◆ Exercise aim
Wherever the string "kennis" appears in a line, extract that line.
+ + + + + + +
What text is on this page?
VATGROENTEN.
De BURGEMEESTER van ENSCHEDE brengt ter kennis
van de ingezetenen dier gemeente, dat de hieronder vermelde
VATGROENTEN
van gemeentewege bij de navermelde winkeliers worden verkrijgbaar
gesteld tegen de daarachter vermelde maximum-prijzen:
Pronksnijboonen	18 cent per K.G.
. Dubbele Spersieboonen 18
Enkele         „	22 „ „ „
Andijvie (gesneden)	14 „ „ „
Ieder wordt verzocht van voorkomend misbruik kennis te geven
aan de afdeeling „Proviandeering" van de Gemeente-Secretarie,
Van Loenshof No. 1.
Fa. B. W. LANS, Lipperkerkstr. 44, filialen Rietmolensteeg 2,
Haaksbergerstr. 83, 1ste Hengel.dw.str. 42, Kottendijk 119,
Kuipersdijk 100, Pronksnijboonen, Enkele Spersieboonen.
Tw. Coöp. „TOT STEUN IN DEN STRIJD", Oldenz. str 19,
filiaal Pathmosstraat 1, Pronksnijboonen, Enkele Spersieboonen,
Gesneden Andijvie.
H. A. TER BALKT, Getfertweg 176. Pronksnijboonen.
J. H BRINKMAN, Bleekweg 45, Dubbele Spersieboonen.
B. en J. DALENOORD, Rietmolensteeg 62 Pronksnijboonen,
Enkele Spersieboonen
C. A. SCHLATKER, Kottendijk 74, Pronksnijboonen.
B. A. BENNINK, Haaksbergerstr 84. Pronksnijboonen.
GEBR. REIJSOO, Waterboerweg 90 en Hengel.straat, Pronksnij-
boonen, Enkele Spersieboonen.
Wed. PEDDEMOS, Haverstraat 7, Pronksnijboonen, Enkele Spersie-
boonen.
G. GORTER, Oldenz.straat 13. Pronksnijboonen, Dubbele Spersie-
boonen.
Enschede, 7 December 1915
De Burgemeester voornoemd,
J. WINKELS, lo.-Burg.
+ + + + + + +
◆ Final result
De BURGEMEESTER van ENSCHEDE brengt ter kennis
Ieder wordt verzocht van voorkomend misbruik kennis te geven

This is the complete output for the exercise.